Entries taken from a collection:
** begin **
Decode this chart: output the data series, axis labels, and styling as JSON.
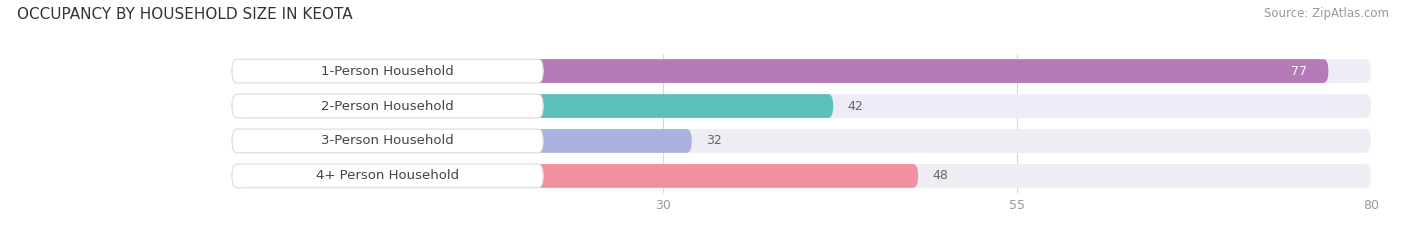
{
  "title": "OCCUPANCY BY HOUSEHOLD SIZE IN KEOTA",
  "source": "Source: ZipAtlas.com",
  "categories": [
    "1-Person Household",
    "2-Person Household",
    "3-Person Household",
    "4+ Person Household"
  ],
  "values": [
    77,
    42,
    32,
    48
  ],
  "bar_colors": [
    "#b57ab8",
    "#5bbfba",
    "#aab0e0",
    "#f090a0"
  ],
  "bar_bg_color": "#eeecf5",
  "value_color_inside": "#ffffff",
  "value_color_outside": "#666666",
  "value_inside_threshold": 60,
  "xlim_data": [
    0,
    80
  ],
  "xticks": [
    30,
    55,
    80
  ],
  "title_fontsize": 11,
  "source_fontsize": 8.5,
  "label_fontsize": 9.5,
  "value_fontsize": 9,
  "tick_fontsize": 9,
  "bg_color": "#ffffff",
  "grid_color": "#d8d8d8",
  "label_text_color": "#444444",
  "tick_color": "#999999"
}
** end **
■ **THE REQUEST**
Retype everything in the material word for word, minus pictures.

■ **TASK RESULT**
Decode this chart: output the data series, axis labels, and styling as JSON.
{
  "title": "OCCUPANCY BY HOUSEHOLD SIZE IN KEOTA",
  "source": "Source: ZipAtlas.com",
  "categories": [
    "1-Person Household",
    "2-Person Household",
    "3-Person Household",
    "4+ Person Household"
  ],
  "values": [
    77,
    42,
    32,
    48
  ],
  "bar_colors": [
    "#b57ab8",
    "#5bbfba",
    "#aab0e0",
    "#f090a0"
  ],
  "bar_bg_color": "#eeecf5",
  "value_color_inside": "#ffffff",
  "value_color_outside": "#666666",
  "value_inside_threshold": 60,
  "xlim_data": [
    0,
    80
  ],
  "xticks": [
    30,
    55,
    80
  ],
  "title_fontsize": 11,
  "source_fontsize": 8.5,
  "label_fontsize": 9.5,
  "value_fontsize": 9,
  "tick_fontsize": 9,
  "bg_color": "#ffffff",
  "grid_color": "#d8d8d8",
  "label_text_color": "#444444",
  "tick_color": "#999999"
}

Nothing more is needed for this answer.